_Work instruction_.
Pull every line containing "CEREBRAL" from the entries.

-------- Available records

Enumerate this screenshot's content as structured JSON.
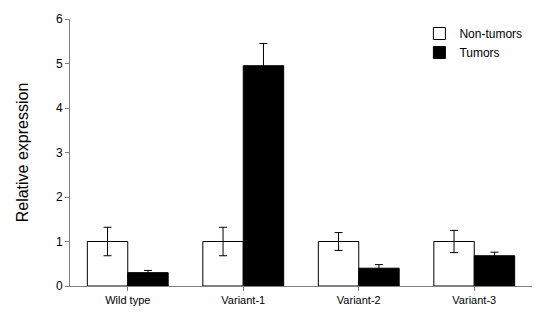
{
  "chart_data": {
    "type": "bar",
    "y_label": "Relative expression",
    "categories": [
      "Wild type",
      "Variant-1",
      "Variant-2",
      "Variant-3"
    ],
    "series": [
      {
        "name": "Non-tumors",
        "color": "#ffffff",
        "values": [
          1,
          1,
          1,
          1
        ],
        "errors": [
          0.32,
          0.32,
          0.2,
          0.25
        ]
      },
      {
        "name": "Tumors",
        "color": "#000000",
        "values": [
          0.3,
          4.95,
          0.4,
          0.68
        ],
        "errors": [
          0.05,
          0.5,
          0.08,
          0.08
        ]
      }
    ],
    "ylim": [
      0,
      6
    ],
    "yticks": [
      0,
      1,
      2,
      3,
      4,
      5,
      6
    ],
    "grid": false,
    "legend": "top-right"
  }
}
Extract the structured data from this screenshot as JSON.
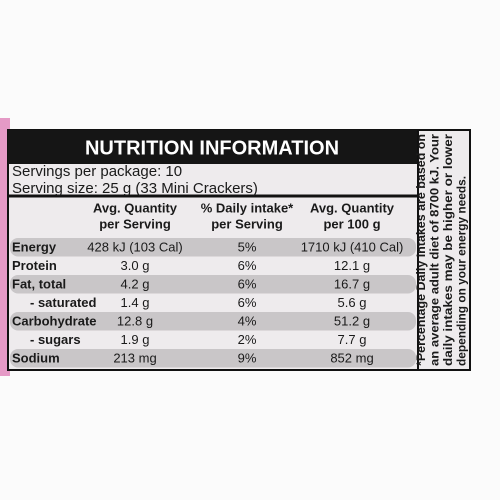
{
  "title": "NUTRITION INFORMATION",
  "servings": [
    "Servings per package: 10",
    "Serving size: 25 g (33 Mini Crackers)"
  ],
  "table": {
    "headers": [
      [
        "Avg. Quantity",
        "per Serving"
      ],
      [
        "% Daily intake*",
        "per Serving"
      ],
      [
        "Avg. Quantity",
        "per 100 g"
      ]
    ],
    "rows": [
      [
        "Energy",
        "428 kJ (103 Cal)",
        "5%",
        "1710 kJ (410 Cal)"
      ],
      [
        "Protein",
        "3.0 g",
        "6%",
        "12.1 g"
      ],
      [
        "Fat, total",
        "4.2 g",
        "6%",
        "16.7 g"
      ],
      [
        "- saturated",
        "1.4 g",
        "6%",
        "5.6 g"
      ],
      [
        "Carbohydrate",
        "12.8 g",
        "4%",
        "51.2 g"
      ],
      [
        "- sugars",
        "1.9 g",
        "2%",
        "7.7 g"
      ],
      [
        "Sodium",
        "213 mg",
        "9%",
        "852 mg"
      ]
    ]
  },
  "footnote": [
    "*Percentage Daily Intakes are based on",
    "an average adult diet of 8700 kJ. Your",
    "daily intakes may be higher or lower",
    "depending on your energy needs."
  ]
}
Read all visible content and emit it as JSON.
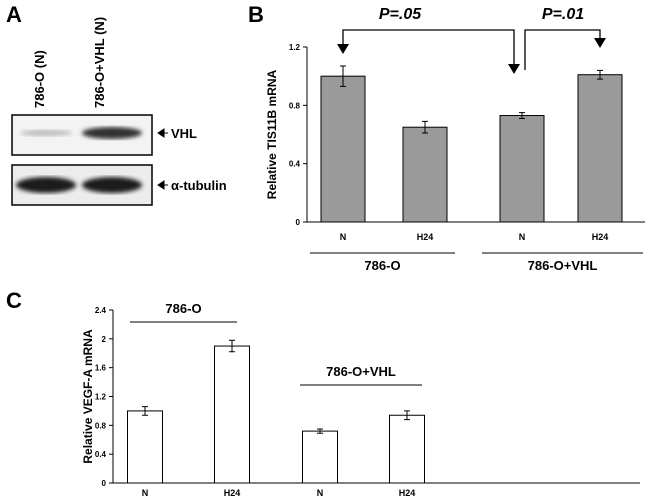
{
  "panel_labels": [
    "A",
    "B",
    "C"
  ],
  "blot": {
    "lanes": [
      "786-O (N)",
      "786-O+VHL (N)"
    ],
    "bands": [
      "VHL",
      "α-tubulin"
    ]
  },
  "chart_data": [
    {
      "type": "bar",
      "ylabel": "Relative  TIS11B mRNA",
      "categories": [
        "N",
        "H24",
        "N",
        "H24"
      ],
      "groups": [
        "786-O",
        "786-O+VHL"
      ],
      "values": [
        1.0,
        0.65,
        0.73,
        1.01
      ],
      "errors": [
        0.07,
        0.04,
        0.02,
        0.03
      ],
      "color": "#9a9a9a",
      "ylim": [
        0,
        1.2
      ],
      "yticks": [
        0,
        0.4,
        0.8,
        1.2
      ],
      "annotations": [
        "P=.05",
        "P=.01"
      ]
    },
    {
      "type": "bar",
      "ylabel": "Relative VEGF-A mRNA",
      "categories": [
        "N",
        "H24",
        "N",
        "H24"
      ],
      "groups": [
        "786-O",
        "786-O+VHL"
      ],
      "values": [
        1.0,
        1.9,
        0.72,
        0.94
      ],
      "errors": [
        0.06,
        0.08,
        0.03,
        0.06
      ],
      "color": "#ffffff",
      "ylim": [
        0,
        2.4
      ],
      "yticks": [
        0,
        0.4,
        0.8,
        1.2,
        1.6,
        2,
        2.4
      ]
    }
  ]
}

----------------
-------- Available records

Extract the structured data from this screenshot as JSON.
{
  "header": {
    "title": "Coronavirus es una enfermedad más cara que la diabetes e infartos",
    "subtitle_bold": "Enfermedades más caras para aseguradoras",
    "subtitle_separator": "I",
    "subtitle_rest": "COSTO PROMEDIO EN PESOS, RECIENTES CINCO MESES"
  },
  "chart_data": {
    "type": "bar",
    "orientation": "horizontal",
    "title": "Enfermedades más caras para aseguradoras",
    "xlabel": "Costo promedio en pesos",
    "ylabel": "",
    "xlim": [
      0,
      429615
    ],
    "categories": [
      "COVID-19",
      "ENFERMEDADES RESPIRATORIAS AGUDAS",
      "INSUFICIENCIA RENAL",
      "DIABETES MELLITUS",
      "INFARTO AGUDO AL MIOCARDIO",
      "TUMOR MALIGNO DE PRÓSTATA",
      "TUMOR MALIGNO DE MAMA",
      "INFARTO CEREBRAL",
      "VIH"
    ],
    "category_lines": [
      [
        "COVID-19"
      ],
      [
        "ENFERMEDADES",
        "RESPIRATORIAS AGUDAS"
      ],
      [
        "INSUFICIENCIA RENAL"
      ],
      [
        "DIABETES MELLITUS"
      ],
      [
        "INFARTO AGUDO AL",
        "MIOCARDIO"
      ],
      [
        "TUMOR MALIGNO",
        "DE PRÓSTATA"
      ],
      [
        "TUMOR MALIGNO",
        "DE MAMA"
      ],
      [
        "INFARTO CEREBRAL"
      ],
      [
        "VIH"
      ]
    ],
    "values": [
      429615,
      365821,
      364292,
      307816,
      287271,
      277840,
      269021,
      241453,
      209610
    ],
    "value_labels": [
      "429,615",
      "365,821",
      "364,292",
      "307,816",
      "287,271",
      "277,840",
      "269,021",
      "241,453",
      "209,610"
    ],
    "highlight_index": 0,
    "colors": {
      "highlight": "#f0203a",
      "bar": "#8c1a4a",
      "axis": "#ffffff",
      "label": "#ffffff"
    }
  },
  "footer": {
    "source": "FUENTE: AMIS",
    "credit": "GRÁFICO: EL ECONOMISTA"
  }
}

----------------
-------- Available records

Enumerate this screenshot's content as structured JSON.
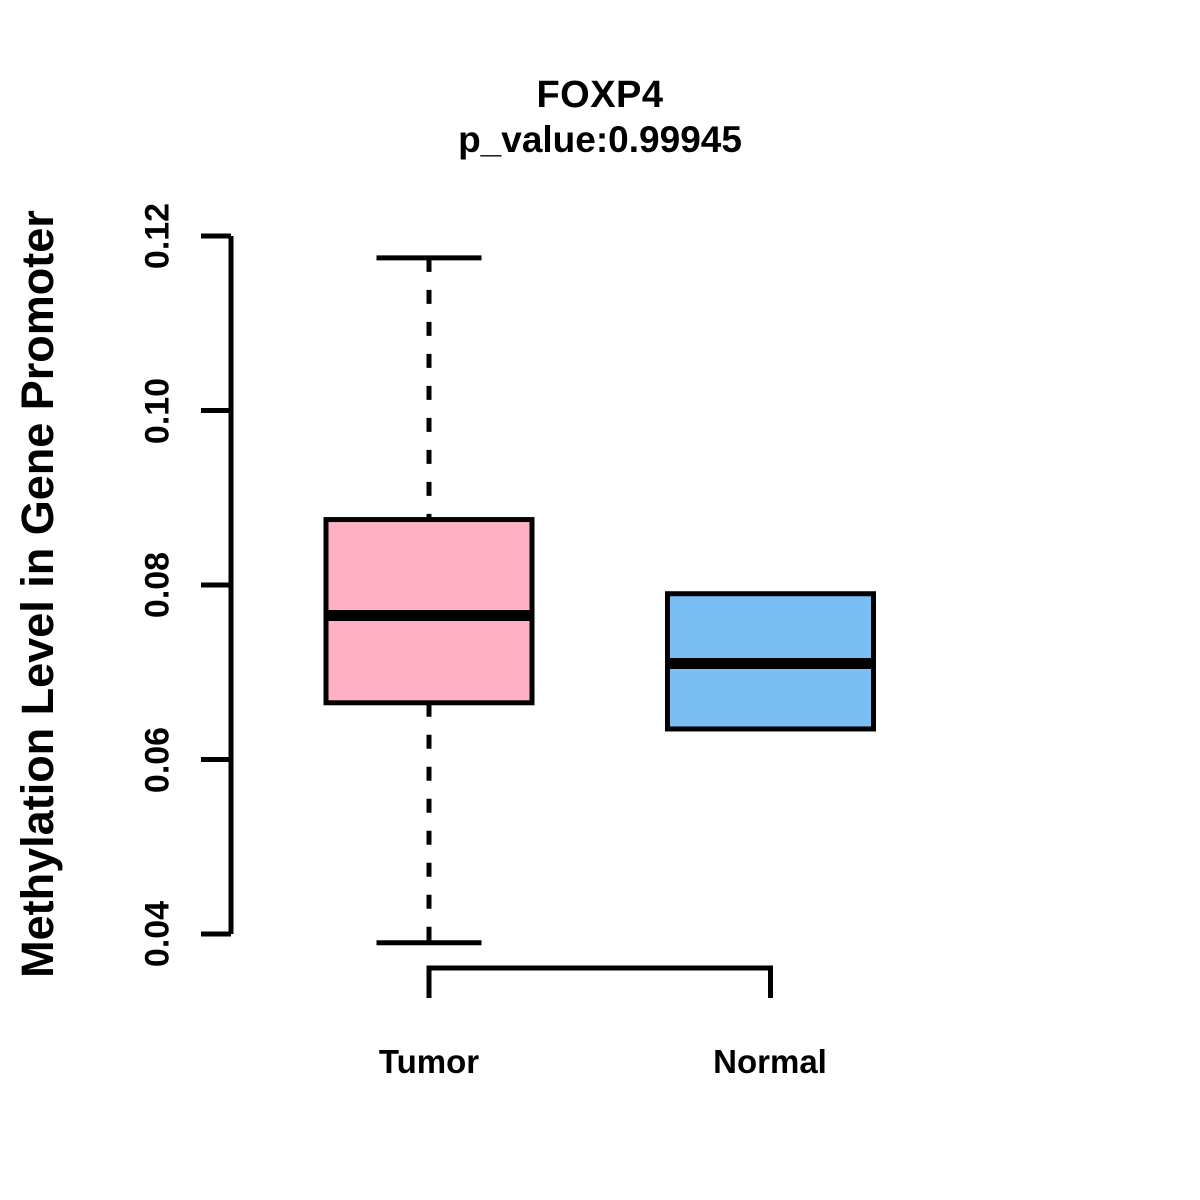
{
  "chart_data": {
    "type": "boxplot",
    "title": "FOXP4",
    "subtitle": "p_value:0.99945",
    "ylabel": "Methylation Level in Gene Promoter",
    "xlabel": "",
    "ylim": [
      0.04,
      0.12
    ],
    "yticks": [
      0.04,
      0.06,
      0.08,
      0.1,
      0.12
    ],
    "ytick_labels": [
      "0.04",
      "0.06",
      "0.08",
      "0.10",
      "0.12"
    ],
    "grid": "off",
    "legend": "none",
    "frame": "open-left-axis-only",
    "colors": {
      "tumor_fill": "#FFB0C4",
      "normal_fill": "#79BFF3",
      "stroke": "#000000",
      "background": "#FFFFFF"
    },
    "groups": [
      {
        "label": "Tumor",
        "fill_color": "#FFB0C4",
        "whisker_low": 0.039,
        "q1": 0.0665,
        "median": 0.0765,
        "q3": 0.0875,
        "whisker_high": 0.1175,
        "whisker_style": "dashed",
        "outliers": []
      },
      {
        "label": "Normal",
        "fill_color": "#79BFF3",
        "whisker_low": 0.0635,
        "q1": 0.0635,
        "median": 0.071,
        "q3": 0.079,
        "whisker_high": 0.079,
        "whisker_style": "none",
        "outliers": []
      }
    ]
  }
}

----------------

_Written solution_.
      "INFARTO CEREBRAL",
        "INFARTO CEREBRAL"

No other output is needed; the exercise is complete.